Your instructions - Quote the whole listing word for word, please.

[Entries taken from a collection]
^^^^

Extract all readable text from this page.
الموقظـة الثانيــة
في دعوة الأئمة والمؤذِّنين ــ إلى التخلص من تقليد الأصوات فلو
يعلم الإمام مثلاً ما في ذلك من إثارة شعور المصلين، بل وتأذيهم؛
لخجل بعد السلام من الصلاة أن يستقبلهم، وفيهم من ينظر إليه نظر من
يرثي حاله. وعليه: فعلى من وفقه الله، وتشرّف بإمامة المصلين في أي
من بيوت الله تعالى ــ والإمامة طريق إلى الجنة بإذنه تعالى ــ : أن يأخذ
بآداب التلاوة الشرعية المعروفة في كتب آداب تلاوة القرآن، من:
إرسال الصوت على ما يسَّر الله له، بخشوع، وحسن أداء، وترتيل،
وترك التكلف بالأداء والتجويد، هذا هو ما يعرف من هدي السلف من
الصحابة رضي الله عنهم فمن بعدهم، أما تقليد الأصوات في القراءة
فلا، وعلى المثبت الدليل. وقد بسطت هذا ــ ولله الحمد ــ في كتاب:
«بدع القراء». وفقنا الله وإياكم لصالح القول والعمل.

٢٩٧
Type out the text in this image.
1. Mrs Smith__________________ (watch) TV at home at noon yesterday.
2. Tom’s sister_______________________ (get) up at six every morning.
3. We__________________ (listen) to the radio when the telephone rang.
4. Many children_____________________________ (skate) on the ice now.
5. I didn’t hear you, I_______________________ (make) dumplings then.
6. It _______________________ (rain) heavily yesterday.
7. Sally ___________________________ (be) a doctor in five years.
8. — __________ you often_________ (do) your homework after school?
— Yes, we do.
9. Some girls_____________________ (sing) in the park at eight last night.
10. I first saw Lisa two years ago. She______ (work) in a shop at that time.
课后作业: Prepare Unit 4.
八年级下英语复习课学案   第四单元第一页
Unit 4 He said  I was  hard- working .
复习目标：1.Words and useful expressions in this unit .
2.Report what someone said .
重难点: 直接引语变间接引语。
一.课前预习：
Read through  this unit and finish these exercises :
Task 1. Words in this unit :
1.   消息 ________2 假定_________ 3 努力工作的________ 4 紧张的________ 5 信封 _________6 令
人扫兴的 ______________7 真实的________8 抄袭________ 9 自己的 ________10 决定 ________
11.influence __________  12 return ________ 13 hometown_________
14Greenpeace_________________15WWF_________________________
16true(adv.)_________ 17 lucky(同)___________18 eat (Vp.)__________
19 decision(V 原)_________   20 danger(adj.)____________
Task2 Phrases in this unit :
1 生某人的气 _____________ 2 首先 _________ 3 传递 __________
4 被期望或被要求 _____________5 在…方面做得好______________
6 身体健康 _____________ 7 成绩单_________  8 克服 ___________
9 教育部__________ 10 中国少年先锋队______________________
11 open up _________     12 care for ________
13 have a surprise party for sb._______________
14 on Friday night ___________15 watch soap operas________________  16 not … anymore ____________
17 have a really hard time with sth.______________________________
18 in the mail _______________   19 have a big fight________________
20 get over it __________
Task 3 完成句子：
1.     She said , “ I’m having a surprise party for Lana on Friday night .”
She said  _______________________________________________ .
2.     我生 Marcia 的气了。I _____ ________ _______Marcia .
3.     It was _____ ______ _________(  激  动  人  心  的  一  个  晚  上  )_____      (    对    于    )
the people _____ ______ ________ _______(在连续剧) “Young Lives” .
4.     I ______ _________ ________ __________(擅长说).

^^^^

The response -
Extract all readable text from this page.
الموقظـة الثانيــة
في دعوة الأئمة والمؤذِّنين ــ إلى التخلص من تقليد الأصوات فلو
يعلم الإمام مثلاً ما في ذلك من إثارة شعور المصلين، بل وتأذيهم؛
لخجل بعد السلام من الصلاة أن يستقبلهم، وفيهم من ينظر إليه نظر من
يرثي حاله. وعليه: فعلى من وفقه الله، وتشرّف بإمامة المصلين في أي
من بيوت الله تعالى ــ والإمامة طريق إلى الجنة بإذنه تعالى ــ : أن يأخذ
بآداب التلاوة الشرعية المعروفة في كتب آداب تلاوة القرآن، من:
إرسال الصوت على ما يسَّر الله له، بخشوع، وحسن أداء، وترتيل،
وترك التكلف بالأداء والتجويد، هذا هو ما يعرف من هدي السلف من
الصحابة رضي الله عنهم فمن بعدهم، أما تقليد الأصوات في القراءة
فلا، وعلى المثبت الدليل. وقد بسطت هذا ــ ولله الحمد ــ في كتاب:
«بدع القراء». وفقنا الله وإياكم لصالح القول والعمل.

٢٩٧
Type out the text in this image.
1. Mrs Smith__________________ (watch) TV at home at noon yesterday.
2. Tom’s sister_______________________ (get) up at six every morning.
3. We__________________ (listen) to the radio when the telephone rang.
4. Many children_____________________________ (skate) on the ice now.
5. I didn’t hear you, I_______________________ (make) dumplings then.
6. It _______________________ (rain) heavily yesterday.
7. Sally ___________________________ (be) a doctor in five years.
8. — __________ you often_________ (do) your homework after school?
— Yes, we do.
9. Some girls_____________________ (sing) in the park at eight last night.
10. I first saw Lisa two years ago. She______ (work) in a shop at that time.
课后作业: Prepare Unit 4.
八年级下英语复习课学案   第四单元第一页
Unit 4 He said  I was  hard- working .
复习目标：1.Words and useful expressions in this unit .
2.Report what someone said .
重难点: 直接引语变间接引语。
一.课前预习：
Read through  this unit and finish these exercises :
Task 1. Words in this unit :
1.   消息 ________2 假定_________ 3 努力工作的________ 4 紧张的________ 5 信封 _________6 令
人扫兴的 ______________7 真实的________8 抄袭________ 9 自己的 ________10 决定 ________
11.influence __________  12 return ________ 13 hometown_________
14Greenpeace_________________15WWF_________________________
16true(adv.)_________ 17 lucky(同)___________18 eat (Vp.)__________
19 decision(V 原)_________   20 danger(adj.)____________
Task2 Phrases in this unit :
1 生某人的气 _____________ 2 首先 _________ 3 传递 __________
4 被期望或被要求 _____________5 在…方面做得好______________
6 身体健康 _____________ 7 成绩单_________  8 克服 ___________
9 教育部__________ 10 中国少年先锋队______________________
11 open up _________     12 care for ________
13 have a surprise party for sb._______________
14 on Friday night ___________15 watch soap operas________________  16 not … anymore ____________
17 have a really hard time with sth.______________________________
18 in the mail _______________   19 have a big fight________________
20 get over it __________
Task 3 完成句子：
1.     She said , “ I’m having a surprise party for Lana on Friday night .”
She said  _______________________________________________ .
2.     我生 Marcia 的气了。I _____ ________ _______Marcia .
3.     It was _____ ______ _________(  激  动  人  心  的  一  个  晚  上  )_____      (    对    于    )
the people _____ ______ ________ _______(在连续剧) “Young Lives” .
4.     I ______ _________ ________ __________(擅长说).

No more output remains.